- [DIRECTIONS] Reproduce the records below exactly as they appear, omitting any pictures they contain.

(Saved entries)
****

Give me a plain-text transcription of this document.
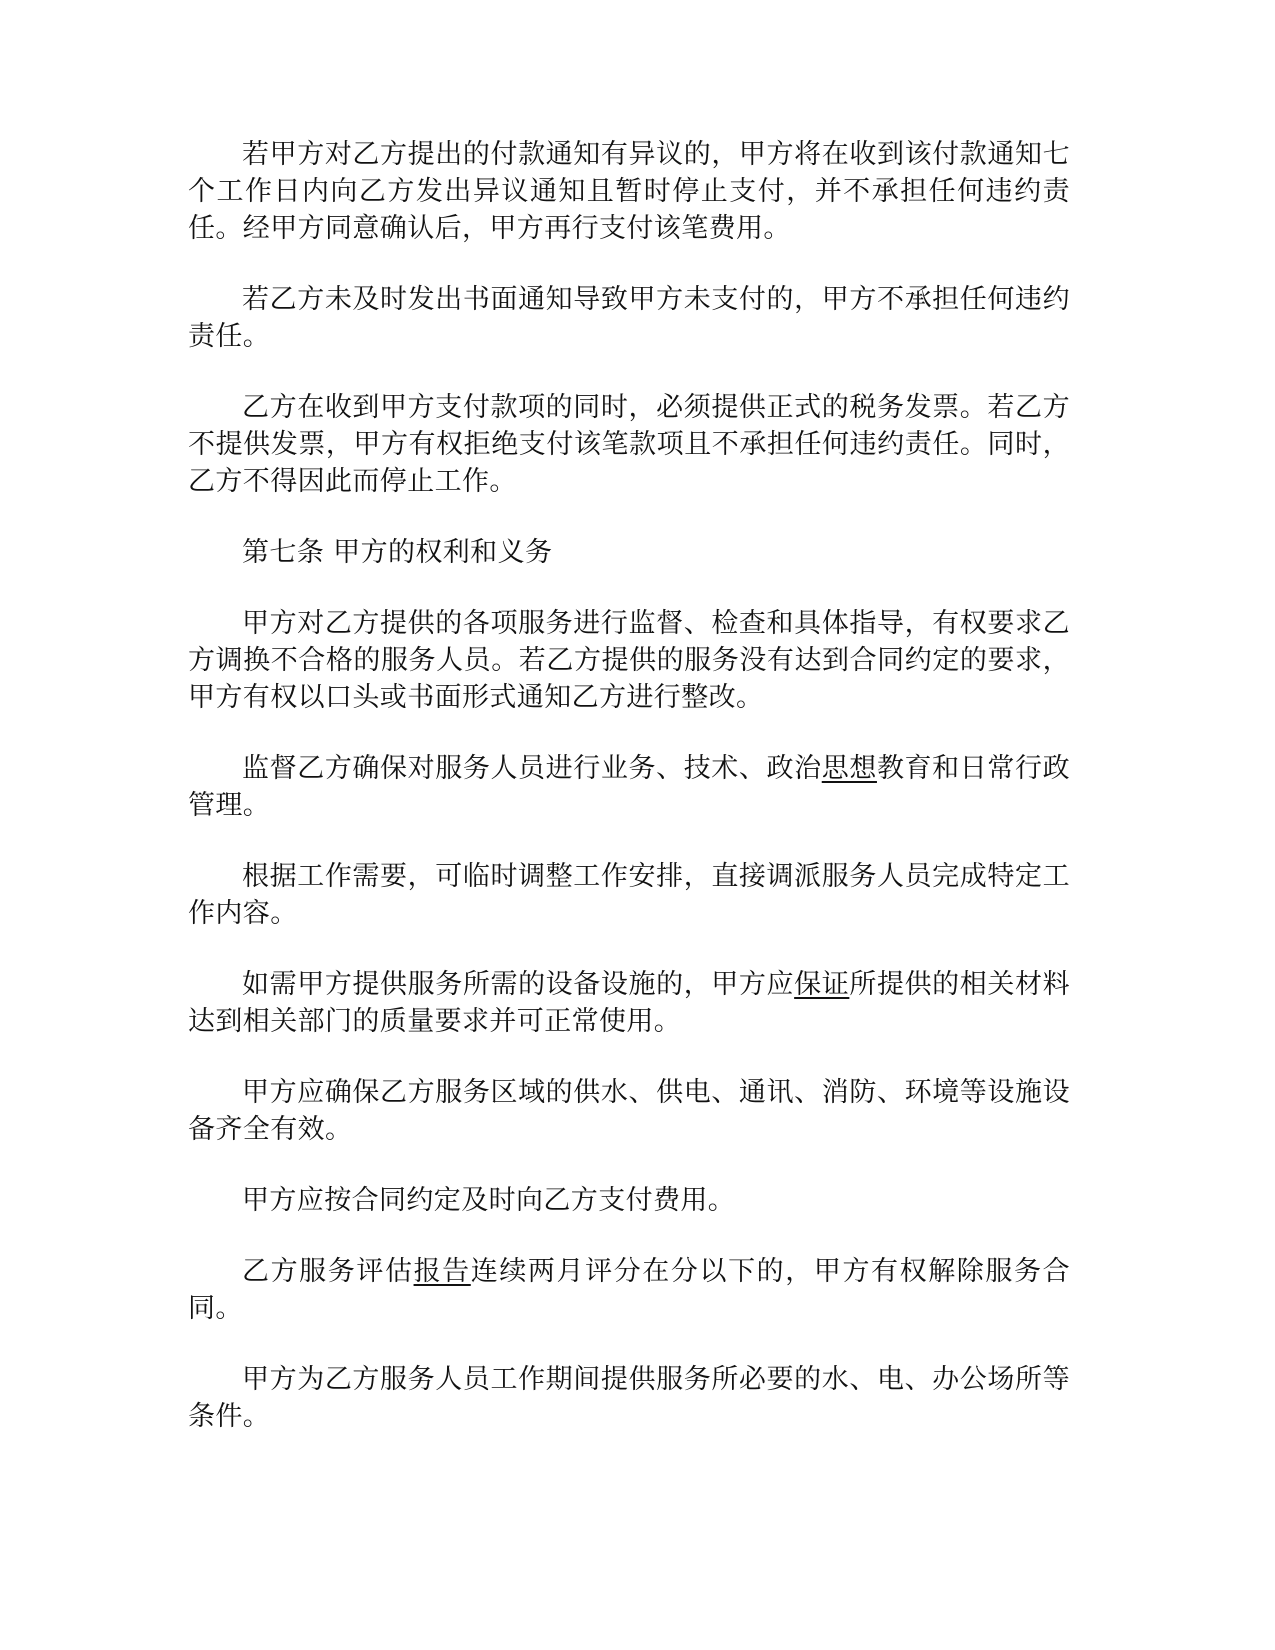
若甲方对乙方提出的付款通知有异议的，甲方将在收到该付款通知七个工作日内向乙方发出异议通知且暂时停止支付，并不承担任何违约责任。经甲方同意确认后，甲方再行支付该笔费用。

若乙方未及时发出书面通知导致甲方未支付的，甲方不承担任何违约责任。

乙方在收到甲方支付款项的同时，必须提供正式的税务发票。若乙方不提供发票，甲方有权拒绝支付该笔款项且不承担任何违约责任。同时，乙方不得因此而停止工作。

第七条 甲方的权利和义务

甲方对乙方提供的各项服务进行监督、检查和具体指导，有权要求乙方调换不合格的服务人员。若乙方提供的服务没有达到合同约定的要求，甲方有权以口头或书面形式通知乙方进行整改。

监督乙方确保对服务人员进行业务、技术、政治思想教育和日常行政管理。

根据工作需要，可临时调整工作安排，直接调派服务人员完成特定工作内容。

如需甲方提供服务所需的设备设施的，甲方应保证所提供的相关材料达到相关部门的质量要求并可正常使用。

甲方应确保乙方服务区域的供水、供电、通讯、消防、环境等设施设备齐全有效。

甲方应按合同约定及时向乙方支付费用。

乙方服务评估报告连续两月评分在分以下的，甲方有权解除服务合同。

甲方为乙方服务人员工作期间提供服务所必要的水、电、办公场所等条件。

****

- [ANSWER TO THIS EXERCISE]
Give me a plain-text transcription of this document.
若甲方对乙方提出的付款通知有异议的，甲方将在收到该付款通知七个工作日内向乙方发出异议通知且暂时停止支付，并不承担任何违约责任。经甲方同意确认后，甲方再行支付该笔费用。

若乙方未及时发出书面通知导致甲方未支付的，甲方不承担任何违约责任。

乙方在收到甲方支付款项的同时，必须提供正式的税务发票。若乙方不提供发票，甲方有权拒绝支付该笔款项且不承担任何违约责任。同时，乙方不得因此而停止工作。

第七条 甲方的权利和义务

甲方对乙方提供的各项服务进行监督、检查和具体指导，有权要求乙方调换不合格的服务人员。若乙方提供的服务没有达到合同约定的要求，甲方有权以口头或书面形式通知乙方进行整改。

监督乙方确保对服务人员进行业务、技术、政治思想教育和日常行政管理。

根据工作需要，可临时调整工作安排，直接调派服务人员完成特定工作内容。

如需甲方提供服务所需的设备设施的，甲方应保证所提供的相关材料达到相关部门的质量要求并可正常使用。

甲方应确保乙方服务区域的供水、供电、通讯、消防、环境等设施设备齐全有效。

甲方应按合同约定及时向乙方支付费用。

乙方服务评估报告连续两月评分在分以下的，甲方有权解除服务合同。

甲方为乙方服务人员工作期间提供服务所必要的水、电、办公场所等条件。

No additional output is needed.